*Document extract*.
Journal of Agricultural and Food Chemistry
- Discipline: Applied chemistry, food science
- Language: English
- Edited by: Thomas F. Hofmann

Publication details
- History: 1953–present
- Publisher: American Chemical Society (United States)
- Frequency: Weekly
- Impact factor: 6.2 (2022)

Standard abbreviations
- ISO 4: J. Agric. Food Chem.

Indexing
- CODEN: JAFCAU
- ISSN: 0021-8561 (print) 1520-5118 (web)

Links
- Journal homepage; Online access; Online archive;

= Journal of Agricultural and Food Chemistry =

The Journal of Agricultural and Food Chemistry is a weekly peer-reviewed scientific journal established in 1953 by the American Chemical Society. Since 2015, Thomas Hofmann (Technical University of Munich) has been the editor-in-chief.

*Data listing*.
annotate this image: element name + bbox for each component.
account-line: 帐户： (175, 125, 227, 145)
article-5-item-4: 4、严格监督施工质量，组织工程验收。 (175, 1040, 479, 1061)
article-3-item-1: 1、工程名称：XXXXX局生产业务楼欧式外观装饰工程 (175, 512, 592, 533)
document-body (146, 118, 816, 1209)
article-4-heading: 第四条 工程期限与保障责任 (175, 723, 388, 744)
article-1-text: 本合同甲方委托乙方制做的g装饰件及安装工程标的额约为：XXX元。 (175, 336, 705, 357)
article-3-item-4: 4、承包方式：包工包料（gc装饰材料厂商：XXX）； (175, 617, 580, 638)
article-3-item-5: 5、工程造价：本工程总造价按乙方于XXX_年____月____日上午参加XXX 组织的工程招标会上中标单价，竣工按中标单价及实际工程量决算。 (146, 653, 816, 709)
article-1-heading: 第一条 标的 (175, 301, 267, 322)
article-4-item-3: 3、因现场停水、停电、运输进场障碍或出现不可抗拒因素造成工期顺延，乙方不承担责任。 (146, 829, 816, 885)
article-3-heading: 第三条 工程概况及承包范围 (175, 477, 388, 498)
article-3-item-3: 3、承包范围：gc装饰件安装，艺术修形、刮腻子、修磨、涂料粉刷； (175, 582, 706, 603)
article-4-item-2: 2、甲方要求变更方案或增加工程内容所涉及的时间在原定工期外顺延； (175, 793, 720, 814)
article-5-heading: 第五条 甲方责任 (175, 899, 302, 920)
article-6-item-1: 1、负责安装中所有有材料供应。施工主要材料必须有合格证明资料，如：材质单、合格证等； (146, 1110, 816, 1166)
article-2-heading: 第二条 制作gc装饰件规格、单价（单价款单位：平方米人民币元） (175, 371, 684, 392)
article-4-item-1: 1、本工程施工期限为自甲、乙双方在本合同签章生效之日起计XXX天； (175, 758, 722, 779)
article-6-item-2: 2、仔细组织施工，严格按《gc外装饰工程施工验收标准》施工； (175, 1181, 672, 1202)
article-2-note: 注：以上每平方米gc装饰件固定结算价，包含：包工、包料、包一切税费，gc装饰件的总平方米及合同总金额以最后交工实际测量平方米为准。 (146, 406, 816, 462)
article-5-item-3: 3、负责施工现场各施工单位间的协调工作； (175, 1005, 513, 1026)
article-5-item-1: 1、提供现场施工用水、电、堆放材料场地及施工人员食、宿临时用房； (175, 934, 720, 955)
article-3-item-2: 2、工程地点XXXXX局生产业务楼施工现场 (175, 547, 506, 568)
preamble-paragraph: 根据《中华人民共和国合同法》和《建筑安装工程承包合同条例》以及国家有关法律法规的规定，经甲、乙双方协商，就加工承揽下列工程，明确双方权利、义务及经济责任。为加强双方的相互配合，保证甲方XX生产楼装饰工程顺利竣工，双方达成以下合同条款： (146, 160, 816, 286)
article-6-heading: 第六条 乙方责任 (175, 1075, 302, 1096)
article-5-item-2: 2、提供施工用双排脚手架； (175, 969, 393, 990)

*Tasks*.
A: In the journal profile, rewrite the paragraph that begins "The Journal of Agricultural and Food Chemistry is a weekly" as a short list of its main facts.
B: According to the journal profile, what is the journal's print ISSN?

*Answers given*.
A:
- Weekly peer-reviewed scientific journal
- Established in 1953 by the American Chemical Society
- Editor-in-chief since 2015: Thomas Hofmann (Technical University of Munich)

B: 0021-8561